=== Aufgabenstellung ===
Formatiere die Zeilen vom Anfang der Einträge bis einschließlich der Zeile mit "colorbar-tick-label: 5.1e-05 <box>276" als JSON-Liste von Zeichenketten, eine Zeichenkette je Zeile. Leerzeilen lässt du dabei weg.

=== Bereitgestelltes Material ===
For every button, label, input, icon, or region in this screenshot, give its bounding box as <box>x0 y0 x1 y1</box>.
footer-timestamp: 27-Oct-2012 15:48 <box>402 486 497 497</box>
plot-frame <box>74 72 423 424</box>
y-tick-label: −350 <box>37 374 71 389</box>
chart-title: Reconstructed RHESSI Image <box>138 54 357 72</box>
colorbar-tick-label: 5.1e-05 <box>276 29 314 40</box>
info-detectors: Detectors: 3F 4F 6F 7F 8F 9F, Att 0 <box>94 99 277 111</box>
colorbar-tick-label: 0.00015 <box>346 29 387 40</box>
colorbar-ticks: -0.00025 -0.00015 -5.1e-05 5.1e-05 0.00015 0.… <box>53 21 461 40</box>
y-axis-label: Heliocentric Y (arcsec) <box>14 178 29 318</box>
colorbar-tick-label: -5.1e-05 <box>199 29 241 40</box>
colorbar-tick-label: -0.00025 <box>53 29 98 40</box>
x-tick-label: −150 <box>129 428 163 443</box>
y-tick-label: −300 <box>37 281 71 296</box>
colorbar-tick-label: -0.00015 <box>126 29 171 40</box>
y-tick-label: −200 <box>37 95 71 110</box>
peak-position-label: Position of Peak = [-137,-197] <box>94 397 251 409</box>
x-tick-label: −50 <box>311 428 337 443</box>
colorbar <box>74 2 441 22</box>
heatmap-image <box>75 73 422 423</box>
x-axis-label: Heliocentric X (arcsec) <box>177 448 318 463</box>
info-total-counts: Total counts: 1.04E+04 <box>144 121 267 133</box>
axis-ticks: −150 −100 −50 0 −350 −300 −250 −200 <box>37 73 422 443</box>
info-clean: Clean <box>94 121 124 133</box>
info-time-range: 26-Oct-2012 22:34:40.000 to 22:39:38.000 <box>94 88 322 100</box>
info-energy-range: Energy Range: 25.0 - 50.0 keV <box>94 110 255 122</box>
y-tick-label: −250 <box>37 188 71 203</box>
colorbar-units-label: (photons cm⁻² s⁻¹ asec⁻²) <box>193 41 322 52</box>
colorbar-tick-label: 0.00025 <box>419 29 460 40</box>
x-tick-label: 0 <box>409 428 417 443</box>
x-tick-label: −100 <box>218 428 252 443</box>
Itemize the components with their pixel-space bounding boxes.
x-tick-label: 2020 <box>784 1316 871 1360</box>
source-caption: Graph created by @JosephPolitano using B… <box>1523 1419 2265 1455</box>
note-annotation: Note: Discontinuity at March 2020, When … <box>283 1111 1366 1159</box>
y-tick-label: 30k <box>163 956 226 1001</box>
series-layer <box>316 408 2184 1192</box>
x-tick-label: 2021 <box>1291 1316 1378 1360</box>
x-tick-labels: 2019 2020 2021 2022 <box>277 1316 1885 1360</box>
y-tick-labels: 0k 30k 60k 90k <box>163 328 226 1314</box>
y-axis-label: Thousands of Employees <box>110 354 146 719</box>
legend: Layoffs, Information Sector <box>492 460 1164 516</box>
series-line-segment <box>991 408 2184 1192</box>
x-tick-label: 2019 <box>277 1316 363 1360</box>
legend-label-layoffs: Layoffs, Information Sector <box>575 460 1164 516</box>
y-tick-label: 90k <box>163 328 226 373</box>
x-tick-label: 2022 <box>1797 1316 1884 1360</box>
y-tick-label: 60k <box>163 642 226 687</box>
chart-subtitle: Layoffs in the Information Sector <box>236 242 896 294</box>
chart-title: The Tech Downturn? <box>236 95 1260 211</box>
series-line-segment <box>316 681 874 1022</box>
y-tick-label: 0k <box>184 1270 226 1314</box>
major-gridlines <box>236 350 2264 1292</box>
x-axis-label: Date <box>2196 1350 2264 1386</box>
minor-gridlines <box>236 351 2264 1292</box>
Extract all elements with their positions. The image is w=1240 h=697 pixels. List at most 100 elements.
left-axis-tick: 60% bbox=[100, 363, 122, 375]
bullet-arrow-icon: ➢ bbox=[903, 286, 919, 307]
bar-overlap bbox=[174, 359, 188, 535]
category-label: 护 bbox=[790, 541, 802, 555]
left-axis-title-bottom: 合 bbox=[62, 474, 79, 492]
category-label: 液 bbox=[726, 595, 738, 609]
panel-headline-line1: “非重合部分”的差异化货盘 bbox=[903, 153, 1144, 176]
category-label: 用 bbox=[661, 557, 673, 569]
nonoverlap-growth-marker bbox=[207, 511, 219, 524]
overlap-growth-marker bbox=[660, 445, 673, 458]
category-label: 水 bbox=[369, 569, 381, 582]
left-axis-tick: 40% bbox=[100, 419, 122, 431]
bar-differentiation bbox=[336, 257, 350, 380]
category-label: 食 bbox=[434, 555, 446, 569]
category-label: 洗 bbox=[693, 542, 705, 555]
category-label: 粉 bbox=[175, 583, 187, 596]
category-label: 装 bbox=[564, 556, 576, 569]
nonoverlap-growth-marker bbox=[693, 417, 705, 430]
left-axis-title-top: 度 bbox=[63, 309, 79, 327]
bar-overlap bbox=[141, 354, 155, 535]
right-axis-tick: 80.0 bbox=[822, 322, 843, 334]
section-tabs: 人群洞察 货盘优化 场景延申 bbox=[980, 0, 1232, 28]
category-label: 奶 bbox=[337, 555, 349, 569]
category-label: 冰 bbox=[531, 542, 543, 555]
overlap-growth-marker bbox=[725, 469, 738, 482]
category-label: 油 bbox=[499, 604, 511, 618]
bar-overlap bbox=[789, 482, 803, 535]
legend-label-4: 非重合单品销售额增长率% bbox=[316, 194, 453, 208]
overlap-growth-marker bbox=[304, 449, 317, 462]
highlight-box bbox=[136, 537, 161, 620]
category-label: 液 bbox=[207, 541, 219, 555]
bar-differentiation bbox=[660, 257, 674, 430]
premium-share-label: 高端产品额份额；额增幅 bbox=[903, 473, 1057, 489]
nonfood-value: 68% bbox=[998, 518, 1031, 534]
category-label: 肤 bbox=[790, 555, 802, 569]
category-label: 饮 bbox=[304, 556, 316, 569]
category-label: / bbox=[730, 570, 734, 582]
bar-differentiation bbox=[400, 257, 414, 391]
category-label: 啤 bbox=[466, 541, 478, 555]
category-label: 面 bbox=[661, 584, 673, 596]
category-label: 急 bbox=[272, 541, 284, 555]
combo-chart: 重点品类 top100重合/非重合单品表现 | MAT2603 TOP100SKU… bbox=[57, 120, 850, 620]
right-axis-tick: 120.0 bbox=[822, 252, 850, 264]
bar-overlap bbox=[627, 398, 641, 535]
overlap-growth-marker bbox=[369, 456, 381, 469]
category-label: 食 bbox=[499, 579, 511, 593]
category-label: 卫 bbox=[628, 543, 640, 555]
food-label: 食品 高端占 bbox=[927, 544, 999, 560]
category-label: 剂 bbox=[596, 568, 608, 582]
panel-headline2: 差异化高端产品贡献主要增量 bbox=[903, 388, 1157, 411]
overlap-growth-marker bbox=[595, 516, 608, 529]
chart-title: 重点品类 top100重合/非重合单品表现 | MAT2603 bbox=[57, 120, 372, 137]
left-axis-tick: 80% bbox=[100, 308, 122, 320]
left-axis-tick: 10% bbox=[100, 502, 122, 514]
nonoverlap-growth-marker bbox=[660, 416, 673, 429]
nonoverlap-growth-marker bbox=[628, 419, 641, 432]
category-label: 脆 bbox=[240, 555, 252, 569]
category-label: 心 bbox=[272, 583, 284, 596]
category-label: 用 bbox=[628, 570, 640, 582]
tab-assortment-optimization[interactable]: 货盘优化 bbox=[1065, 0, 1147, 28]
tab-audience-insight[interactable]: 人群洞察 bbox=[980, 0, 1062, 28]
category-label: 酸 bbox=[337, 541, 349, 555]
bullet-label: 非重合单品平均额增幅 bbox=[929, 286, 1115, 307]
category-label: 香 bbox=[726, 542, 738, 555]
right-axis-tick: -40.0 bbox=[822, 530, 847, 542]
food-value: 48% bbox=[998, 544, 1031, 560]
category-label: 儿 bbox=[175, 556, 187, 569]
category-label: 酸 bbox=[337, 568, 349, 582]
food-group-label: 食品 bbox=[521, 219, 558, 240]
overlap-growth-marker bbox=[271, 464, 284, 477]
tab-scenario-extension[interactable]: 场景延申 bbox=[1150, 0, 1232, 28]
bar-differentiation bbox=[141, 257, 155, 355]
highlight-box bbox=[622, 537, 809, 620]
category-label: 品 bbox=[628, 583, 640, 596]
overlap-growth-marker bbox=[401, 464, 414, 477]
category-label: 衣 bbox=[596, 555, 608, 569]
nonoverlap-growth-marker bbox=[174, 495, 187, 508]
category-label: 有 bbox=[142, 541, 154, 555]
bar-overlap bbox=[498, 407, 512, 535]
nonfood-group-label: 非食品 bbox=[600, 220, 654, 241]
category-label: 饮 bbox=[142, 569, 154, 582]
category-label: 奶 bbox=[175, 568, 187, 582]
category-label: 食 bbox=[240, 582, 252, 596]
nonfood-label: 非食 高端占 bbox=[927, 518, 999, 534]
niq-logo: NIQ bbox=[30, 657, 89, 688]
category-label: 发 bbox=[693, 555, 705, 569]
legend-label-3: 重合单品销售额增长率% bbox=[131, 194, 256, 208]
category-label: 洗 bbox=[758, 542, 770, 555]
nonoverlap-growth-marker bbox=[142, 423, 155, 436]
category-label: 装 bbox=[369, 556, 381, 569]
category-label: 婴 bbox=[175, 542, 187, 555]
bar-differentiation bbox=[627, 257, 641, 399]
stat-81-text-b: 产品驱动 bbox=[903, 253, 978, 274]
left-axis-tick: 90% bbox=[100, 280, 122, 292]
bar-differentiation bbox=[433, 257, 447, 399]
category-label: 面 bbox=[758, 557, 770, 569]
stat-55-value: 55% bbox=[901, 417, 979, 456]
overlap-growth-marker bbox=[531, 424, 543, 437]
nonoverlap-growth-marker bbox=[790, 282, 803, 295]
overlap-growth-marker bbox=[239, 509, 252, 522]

=== Lösung der Aufgabe ===
[
  "For every button, label, input, icon, or region in this screenshot, give its bounding box as <box>x0 y0 x1 y1</box>.",
  "footer-timestamp: 27-Oct-2012 15:48 <box>402 486 497 497</box>",
  "plot-frame <box>74 72 423 424</box>",
  "y-tick-label: −350 <box>37 374 71 389</box>",
  "chart-title: Reconstructed RHESSI Image <box>138 54 357 72</box>",
  "colorbar-tick-label: 5.1e-05 <box>276 29 314 40</box>"
]